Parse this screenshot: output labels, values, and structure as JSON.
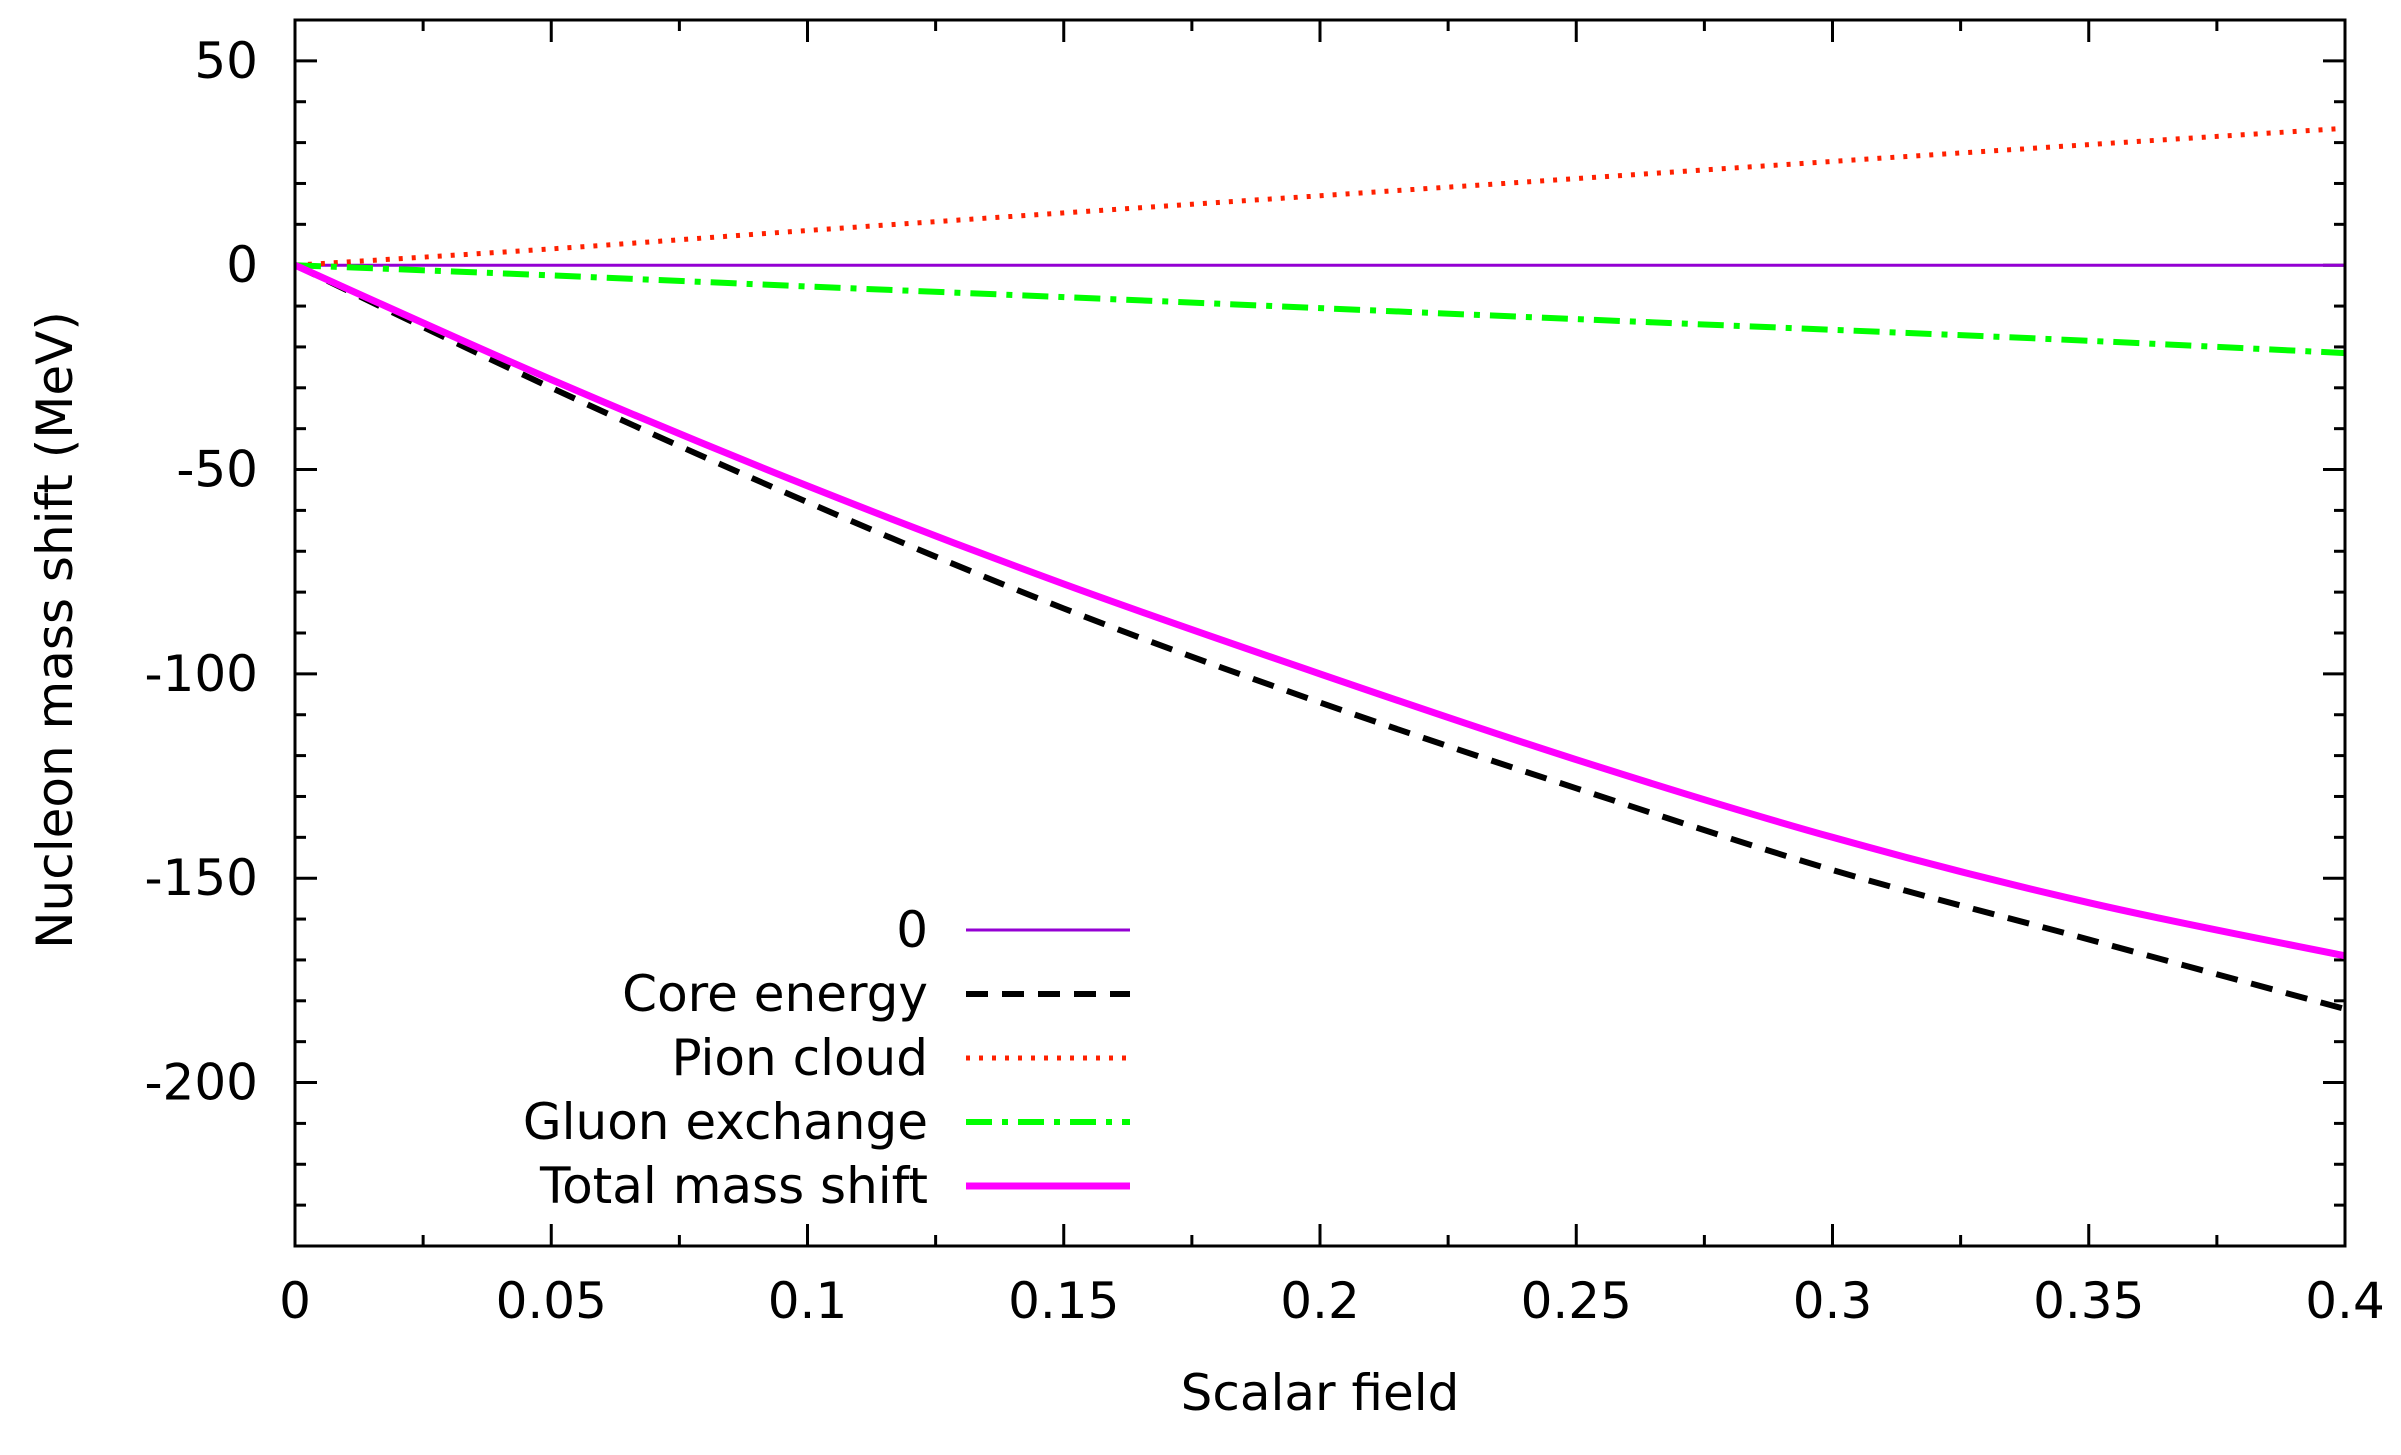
{
  "chart_data": {
    "type": "line",
    "title": "",
    "xlabel": "Scalar field",
    "ylabel": "Nucleon mass shift (MeV)",
    "xlim": [
      0,
      0.4
    ],
    "ylim": [
      -240,
      60
    ],
    "x_ticks": [
      0,
      0.05,
      0.1,
      0.15,
      0.2,
      0.25,
      0.3,
      0.35,
      0.4
    ],
    "x_tick_labels": [
      "0",
      "0.05",
      "0.1",
      "0.15",
      "0.2",
      "0.25",
      "0.3",
      "0.35",
      "0.4"
    ],
    "y_ticks": [
      50,
      0,
      -50,
      -100,
      -150,
      -200
    ],
    "y_tick_labels": [
      "50",
      "0",
      "-50",
      "-100",
      "-150",
      "-200"
    ],
    "grid": false,
    "legend_position": "bottom-left",
    "x": [
      0,
      0.05,
      0.1,
      0.15,
      0.2,
      0.25,
      0.3,
      0.35,
      0.4
    ],
    "series": [
      {
        "name": "0",
        "color": "#9400d3",
        "style": "solid",
        "width": 3,
        "values": [
          0,
          0,
          0,
          0,
          0,
          0,
          0,
          0,
          0
        ]
      },
      {
        "name": "Core energy",
        "color": "#000000",
        "style": "dashed",
        "width": 6,
        "values": [
          0,
          -30,
          -58,
          -84,
          -107,
          -128,
          -148,
          -165,
          -182
        ]
      },
      {
        "name": "Pion cloud",
        "color": "#ff2000",
        "style": "dotted",
        "width": 5,
        "values": [
          0,
          4,
          8.5,
          12.8,
          17,
          21.2,
          25.4,
          29.5,
          33.5
        ]
      },
      {
        "name": "Gluon exchange",
        "color": "#00ff00",
        "style": "dashdot",
        "width": 6,
        "values": [
          0,
          -2.5,
          -5.2,
          -7.8,
          -10.5,
          -13.2,
          -15.8,
          -18.5,
          -21.5
        ]
      },
      {
        "name": "Total mass shift",
        "color": "#ff00ff",
        "style": "solid",
        "width": 7,
        "values": [
          0,
          -28,
          -54,
          -78,
          -100,
          -121,
          -140,
          -156,
          -169
        ]
      }
    ]
  }
}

══════

[DIRECTIONS] Transcribe all the data word for word; the images stay out.

[EXERCISE RESULT]
Parse this screenshot: output labels, values, and structure as JSON.
{
  "chart_data": {
    "type": "line",
    "title": "",
    "xlabel": "Scalar field",
    "ylabel": "Nucleon mass shift (MeV)",
    "xlim": [
      0,
      0.4
    ],
    "ylim": [
      -240,
      60
    ],
    "x_ticks": [
      0,
      0.05,
      0.1,
      0.15,
      0.2,
      0.25,
      0.3,
      0.35,
      0.4
    ],
    "x_tick_labels": [
      "0",
      "0.05",
      "0.1",
      "0.15",
      "0.2",
      "0.25",
      "0.3",
      "0.35",
      "0.4"
    ],
    "y_ticks": [
      50,
      0,
      -50,
      -100,
      -150,
      -200
    ],
    "y_tick_labels": [
      "50",
      "0",
      "-50",
      "-100",
      "-150",
      "-200"
    ],
    "grid": false,
    "legend_position": "bottom-left",
    "x": [
      0,
      0.05,
      0.1,
      0.15,
      0.2,
      0.25,
      0.3,
      0.35,
      0.4
    ],
    "series": [
      {
        "name": "0",
        "color": "#9400d3",
        "style": "solid",
        "width": 3,
        "values": [
          0,
          0,
          0,
          0,
          0,
          0,
          0,
          0,
          0
        ]
      },
      {
        "name": "Core energy",
        "color": "#000000",
        "style": "dashed",
        "width": 6,
        "values": [
          0,
          -30,
          -58,
          -84,
          -107,
          -128,
          -148,
          -165,
          -182
        ]
      },
      {
        "name": "Pion cloud",
        "color": "#ff2000",
        "style": "dotted",
        "width": 5,
        "values": [
          0,
          4,
          8.5,
          12.8,
          17,
          21.2,
          25.4,
          29.5,
          33.5
        ]
      },
      {
        "name": "Gluon exchange",
        "color": "#00ff00",
        "style": "dashdot",
        "width": 6,
        "values": [
          0,
          -2.5,
          -5.2,
          -7.8,
          -10.5,
          -13.2,
          -15.8,
          -18.5,
          -21.5
        ]
      },
      {
        "name": "Total mass shift",
        "color": "#ff00ff",
        "style": "solid",
        "width": 7,
        "values": [
          0,
          -28,
          -54,
          -78,
          -100,
          -121,
          -140,
          -156,
          -169
        ]
      }
    ]
  }
}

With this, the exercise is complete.